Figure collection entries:

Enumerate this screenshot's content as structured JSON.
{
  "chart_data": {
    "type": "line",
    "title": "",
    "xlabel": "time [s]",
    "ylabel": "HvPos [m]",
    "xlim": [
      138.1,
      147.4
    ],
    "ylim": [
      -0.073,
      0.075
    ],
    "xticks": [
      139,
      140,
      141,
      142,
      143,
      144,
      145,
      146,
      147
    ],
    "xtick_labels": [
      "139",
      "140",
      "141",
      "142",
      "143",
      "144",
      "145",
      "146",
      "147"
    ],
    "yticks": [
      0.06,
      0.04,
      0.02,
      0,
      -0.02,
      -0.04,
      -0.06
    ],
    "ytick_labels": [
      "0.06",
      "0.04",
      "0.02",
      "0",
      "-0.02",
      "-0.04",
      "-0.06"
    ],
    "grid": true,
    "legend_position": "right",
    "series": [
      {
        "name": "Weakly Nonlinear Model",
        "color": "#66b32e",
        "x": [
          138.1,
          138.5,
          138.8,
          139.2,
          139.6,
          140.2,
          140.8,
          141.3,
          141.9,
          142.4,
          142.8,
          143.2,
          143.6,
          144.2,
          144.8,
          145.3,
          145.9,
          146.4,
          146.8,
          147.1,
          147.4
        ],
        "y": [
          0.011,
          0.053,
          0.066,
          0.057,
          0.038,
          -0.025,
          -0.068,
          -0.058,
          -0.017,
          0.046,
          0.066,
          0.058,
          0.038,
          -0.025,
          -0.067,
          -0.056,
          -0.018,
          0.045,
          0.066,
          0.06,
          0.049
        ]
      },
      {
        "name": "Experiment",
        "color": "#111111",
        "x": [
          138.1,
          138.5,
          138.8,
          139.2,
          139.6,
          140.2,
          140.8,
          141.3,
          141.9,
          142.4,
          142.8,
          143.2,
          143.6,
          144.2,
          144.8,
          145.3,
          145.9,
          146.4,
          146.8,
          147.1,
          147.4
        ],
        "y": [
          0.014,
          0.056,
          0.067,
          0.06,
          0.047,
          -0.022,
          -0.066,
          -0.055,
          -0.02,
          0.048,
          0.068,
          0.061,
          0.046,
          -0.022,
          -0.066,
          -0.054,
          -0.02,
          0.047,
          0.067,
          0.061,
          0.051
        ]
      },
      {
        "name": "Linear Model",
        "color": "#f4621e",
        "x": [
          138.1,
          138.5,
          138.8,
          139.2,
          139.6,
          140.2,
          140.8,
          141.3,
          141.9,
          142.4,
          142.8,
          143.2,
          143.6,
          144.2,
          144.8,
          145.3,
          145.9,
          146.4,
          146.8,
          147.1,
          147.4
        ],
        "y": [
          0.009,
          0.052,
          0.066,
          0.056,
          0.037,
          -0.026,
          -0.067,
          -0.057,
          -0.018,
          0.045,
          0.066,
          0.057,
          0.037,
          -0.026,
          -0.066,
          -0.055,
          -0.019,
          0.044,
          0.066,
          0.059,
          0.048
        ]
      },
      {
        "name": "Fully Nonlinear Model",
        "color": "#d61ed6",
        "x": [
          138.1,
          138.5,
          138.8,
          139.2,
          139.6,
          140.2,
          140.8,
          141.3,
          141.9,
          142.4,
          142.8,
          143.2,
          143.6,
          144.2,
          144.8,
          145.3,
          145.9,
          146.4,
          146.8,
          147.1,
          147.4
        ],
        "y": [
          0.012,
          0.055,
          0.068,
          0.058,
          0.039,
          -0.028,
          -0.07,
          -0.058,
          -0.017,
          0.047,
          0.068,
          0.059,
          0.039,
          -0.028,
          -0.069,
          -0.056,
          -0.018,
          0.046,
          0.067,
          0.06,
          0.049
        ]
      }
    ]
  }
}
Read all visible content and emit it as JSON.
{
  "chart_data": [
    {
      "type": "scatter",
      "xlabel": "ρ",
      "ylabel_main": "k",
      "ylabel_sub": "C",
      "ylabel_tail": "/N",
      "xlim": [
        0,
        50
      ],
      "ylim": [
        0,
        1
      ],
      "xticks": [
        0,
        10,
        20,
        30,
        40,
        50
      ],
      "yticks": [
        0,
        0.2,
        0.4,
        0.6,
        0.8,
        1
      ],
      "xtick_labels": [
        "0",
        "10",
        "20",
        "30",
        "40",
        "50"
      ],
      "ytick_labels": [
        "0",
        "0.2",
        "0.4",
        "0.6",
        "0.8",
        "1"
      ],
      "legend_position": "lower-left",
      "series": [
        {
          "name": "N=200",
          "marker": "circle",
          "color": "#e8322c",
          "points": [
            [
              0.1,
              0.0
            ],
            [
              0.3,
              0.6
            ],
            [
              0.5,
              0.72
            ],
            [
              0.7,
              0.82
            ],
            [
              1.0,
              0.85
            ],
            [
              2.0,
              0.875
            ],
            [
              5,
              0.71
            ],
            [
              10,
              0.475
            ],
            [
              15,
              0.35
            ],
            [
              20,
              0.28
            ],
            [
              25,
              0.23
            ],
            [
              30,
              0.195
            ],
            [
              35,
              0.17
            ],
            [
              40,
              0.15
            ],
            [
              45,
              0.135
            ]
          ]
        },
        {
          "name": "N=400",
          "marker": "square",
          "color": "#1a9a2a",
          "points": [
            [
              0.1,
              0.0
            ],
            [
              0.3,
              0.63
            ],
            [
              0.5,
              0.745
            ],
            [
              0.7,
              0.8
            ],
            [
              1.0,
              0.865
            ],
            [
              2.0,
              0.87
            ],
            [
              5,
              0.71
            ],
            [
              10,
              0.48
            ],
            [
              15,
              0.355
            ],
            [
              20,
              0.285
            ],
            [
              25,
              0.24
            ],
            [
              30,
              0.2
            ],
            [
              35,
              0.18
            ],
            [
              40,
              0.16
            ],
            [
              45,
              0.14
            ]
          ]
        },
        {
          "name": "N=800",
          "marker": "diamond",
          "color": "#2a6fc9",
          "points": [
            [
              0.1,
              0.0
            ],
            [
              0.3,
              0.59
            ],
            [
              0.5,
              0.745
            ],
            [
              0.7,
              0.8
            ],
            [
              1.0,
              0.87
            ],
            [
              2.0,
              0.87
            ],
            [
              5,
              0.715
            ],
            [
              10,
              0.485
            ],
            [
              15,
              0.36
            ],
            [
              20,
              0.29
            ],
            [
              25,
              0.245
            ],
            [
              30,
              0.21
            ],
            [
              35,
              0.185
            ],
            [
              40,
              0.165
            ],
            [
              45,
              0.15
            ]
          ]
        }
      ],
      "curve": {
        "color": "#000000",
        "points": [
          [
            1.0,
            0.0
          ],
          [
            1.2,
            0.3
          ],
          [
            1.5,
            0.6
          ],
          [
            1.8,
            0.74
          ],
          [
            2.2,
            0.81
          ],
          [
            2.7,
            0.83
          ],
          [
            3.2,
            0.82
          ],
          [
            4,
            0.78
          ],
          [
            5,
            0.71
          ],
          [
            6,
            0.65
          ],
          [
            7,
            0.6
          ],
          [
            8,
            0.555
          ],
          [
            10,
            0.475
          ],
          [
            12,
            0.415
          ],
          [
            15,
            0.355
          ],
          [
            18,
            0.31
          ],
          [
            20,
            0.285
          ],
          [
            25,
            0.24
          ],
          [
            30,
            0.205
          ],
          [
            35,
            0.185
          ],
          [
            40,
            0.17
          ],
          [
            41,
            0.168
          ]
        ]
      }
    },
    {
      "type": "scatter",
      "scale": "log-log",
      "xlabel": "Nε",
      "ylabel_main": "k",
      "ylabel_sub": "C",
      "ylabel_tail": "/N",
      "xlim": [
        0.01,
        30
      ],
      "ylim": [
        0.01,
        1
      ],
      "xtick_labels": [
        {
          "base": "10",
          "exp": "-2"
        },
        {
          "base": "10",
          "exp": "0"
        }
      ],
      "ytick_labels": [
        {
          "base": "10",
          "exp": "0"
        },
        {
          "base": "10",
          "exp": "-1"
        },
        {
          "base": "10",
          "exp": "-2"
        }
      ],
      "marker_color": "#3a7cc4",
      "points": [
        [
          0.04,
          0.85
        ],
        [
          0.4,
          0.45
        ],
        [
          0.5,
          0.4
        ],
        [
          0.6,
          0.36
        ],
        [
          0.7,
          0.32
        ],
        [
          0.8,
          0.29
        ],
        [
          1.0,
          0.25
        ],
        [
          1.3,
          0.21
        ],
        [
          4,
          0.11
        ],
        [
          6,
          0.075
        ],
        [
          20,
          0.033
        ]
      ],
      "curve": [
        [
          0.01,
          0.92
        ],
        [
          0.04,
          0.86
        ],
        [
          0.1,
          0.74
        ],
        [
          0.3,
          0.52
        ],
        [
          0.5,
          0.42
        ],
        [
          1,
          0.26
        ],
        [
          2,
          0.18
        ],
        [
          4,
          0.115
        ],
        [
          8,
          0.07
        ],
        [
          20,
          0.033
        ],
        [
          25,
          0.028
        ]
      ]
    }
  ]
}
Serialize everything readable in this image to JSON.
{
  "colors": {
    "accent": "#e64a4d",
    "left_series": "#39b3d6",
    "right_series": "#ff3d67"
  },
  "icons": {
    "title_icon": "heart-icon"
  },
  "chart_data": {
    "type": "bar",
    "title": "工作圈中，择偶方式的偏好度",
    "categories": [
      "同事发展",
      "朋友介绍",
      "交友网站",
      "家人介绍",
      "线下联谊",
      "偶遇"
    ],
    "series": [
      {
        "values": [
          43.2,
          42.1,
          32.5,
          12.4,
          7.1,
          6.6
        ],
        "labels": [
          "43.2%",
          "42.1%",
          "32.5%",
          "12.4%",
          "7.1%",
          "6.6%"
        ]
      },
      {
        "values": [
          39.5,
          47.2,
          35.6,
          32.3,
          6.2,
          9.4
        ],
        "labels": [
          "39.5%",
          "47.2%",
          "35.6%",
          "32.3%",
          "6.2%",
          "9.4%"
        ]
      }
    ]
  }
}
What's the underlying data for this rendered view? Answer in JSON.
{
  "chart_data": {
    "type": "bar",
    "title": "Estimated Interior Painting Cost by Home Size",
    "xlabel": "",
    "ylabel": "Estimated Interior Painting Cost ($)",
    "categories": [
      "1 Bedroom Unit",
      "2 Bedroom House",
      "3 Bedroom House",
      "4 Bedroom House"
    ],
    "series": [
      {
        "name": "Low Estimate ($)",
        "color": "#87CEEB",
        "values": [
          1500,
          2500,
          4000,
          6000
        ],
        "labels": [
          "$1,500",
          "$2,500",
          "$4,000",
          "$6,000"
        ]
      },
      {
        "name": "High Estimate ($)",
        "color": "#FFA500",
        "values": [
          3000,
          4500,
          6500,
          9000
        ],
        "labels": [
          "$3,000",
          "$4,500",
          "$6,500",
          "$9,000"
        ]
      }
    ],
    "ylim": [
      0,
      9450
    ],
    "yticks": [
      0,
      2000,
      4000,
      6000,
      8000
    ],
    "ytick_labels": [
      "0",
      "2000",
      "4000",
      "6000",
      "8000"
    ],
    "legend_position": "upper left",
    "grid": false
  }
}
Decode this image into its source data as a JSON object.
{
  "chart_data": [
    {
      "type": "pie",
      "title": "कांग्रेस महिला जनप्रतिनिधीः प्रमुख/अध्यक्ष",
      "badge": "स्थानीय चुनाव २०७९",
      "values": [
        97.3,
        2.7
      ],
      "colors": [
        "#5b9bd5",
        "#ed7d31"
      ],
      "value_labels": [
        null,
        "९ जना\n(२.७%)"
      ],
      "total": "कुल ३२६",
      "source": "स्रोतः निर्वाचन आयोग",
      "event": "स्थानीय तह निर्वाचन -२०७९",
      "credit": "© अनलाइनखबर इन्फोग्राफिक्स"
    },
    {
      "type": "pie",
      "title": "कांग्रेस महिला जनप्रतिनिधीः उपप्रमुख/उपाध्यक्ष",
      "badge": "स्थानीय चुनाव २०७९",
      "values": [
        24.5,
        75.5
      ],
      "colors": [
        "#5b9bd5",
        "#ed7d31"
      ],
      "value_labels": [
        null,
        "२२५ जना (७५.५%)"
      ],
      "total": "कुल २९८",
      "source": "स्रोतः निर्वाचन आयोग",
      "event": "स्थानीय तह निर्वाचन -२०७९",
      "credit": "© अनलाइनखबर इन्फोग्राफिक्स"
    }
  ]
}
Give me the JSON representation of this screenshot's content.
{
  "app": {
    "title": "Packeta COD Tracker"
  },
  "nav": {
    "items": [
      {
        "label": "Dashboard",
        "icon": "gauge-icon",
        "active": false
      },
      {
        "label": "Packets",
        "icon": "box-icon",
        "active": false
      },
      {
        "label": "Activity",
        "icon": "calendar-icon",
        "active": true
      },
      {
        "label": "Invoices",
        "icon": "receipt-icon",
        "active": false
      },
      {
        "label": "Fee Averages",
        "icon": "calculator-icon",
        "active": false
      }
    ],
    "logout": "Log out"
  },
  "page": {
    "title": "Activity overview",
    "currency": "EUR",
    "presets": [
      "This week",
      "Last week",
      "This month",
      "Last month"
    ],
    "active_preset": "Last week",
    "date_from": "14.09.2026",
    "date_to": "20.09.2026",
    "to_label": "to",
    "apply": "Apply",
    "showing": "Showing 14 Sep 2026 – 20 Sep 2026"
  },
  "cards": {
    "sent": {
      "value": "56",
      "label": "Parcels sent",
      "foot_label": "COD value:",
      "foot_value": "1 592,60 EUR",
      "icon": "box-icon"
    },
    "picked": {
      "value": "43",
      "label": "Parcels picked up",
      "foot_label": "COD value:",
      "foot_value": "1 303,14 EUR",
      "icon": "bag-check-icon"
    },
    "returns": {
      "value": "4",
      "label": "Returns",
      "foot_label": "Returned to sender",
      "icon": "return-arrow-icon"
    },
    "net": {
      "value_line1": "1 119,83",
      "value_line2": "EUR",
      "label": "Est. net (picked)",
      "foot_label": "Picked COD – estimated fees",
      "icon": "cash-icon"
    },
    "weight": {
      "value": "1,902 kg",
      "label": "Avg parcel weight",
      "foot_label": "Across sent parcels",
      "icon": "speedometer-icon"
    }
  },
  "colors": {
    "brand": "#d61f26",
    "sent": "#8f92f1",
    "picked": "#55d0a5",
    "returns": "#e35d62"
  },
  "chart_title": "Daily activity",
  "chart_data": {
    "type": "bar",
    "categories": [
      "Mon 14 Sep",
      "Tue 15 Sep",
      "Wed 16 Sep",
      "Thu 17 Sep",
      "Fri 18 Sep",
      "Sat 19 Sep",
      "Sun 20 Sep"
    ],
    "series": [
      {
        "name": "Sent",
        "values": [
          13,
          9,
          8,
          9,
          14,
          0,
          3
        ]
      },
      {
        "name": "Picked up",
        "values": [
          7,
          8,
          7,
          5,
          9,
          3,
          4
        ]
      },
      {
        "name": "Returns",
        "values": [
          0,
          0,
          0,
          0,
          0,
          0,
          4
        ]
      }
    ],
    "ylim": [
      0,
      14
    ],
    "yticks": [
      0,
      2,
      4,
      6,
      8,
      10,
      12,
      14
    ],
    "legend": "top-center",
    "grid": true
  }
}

- _WHAT THIS TASK INVOLVES_
Find the word "Interior" in the entries, and copy every line it shows up in.

- _RESULT OF THIS EXERCISE_
    "title": "Estimated Interior Painting Cost by Home Size",
    "ylabel": "Estimated Interior Painting Cost ($)",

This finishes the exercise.